■ **To do**: Your task is to write out the complete listing exactly as it is shown.

■ **Extracted material**:
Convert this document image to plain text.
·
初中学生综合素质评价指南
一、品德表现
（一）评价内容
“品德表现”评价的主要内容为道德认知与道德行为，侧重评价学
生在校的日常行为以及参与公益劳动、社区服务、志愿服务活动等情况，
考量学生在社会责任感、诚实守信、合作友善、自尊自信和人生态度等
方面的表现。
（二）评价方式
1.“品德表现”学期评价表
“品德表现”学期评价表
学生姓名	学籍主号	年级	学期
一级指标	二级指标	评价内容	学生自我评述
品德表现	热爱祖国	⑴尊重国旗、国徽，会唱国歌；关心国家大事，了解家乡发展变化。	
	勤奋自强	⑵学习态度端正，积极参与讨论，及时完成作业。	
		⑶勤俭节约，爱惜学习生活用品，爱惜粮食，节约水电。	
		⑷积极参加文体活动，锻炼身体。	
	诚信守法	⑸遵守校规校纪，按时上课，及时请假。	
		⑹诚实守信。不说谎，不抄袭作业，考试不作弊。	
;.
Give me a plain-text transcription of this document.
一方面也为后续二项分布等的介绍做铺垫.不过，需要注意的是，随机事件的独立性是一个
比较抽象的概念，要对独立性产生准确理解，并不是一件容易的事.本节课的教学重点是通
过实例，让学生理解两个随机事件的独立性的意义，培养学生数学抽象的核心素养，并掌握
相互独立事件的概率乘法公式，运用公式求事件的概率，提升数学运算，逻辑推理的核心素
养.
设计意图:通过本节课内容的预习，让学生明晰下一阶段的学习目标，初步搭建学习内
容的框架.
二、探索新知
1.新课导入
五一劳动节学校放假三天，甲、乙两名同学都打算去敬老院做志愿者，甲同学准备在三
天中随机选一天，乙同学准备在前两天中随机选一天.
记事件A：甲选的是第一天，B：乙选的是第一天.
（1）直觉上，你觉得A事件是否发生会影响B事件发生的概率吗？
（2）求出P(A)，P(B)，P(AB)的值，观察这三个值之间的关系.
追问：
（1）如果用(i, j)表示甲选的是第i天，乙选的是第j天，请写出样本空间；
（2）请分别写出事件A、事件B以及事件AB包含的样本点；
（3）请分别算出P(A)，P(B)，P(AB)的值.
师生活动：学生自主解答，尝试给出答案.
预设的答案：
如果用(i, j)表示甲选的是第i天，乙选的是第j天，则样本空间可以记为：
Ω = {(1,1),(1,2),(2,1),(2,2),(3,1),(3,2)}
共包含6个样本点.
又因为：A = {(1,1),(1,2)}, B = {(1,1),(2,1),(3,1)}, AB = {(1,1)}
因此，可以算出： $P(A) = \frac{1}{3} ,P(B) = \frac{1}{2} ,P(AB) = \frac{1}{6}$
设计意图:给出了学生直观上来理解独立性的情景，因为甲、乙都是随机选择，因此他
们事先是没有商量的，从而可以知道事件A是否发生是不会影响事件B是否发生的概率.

■ **Correct output**:
Convert this document image to plain text.
·
初中学生综合素质评价指南
一、品德表现
（一）评价内容
“品德表现”评价的主要内容为道德认知与道德行为，侧重评价学
生在校的日常行为以及参与公益劳动、社区服务、志愿服务活动等情况，
考量学生在社会责任感、诚实守信、合作友善、自尊自信和人生态度等
方面的表现。
（二）评价方式
1.“品德表现”学期评价表
“品德表现”学期评价表
学生姓名	学籍主号	年级	学期
一级指标	二级指标	评价内容	学生自我评述
品德表现	热爱祖国	⑴尊重国旗、国徽，会唱国歌；关心国家大事，了解家乡发展变化。	
	勤奋自强	⑵学习态度端正，积极参与讨论，及时完成作业。	
		⑶勤俭节约，爱惜学习生活用品，爱惜粮食，节约水电。	
		⑷积极参加文体活动，锻炼身体。	
	诚信守法	⑸遵守校规校纪，按时上课，及时请假。	
		⑹诚实守信。不说谎，不抄袭作业，考试不作弊。	
;.
Give me a plain-text transcription of this document.
一方面也为后续二项分布等的介绍做铺垫.不过，需要注意的是，随机事件的独立性是一个
比较抽象的概念，要对独立性产生准确理解，并不是一件容易的事.本节课的教学重点是通
过实例，让学生理解两个随机事件的独立性的意义，培养学生数学抽象的核心素养，并掌握
相互独立事件的概率乘法公式，运用公式求事件的概率，提升数学运算，逻辑推理的核心素
养.
设计意图:通过本节课内容的预习，让学生明晰下一阶段的学习目标，初步搭建学习内
容的框架.
二、探索新知
1.新课导入
五一劳动节学校放假三天，甲、乙两名同学都打算去敬老院做志愿者，甲同学准备在三
天中随机选一天，乙同学准备在前两天中随机选一天.
记事件A：甲选的是第一天，B：乙选的是第一天.
（1）直觉上，你觉得A事件是否发生会影响B事件发生的概率吗？
（2）求出P(A)，P(B)，P(AB)的值，观察这三个值之间的关系.
追问：
（1）如果用(i, j)表示甲选的是第i天，乙选的是第j天，请写出样本空间；
（2）请分别写出事件A、事件B以及事件AB包含的样本点；
（3）请分别算出P(A)，P(B)，P(AB)的值.
师生活动：学生自主解答，尝试给出答案.
预设的答案：
如果用(i, j)表示甲选的是第i天，乙选的是第j天，则样本空间可以记为：
Ω = {(1,1),(1,2),(2,1),(2,2),(3,1),(3,2)}
共包含6个样本点.
又因为：A = {(1,1),(1,2)}, B = {(1,1),(2,1),(3,1)}, AB = {(1,1)}
因此，可以算出： $P(A) = \frac{1}{3} ,P(B) = \frac{1}{2} ,P(AB) = \frac{1}{6}$
设计意图:给出了学生直观上来理解独立性的情景，因为甲、乙都是随机选择，因此他
们事先是没有商量的，从而可以知道事件A是否发生是不会影响事件B是否发生的概率.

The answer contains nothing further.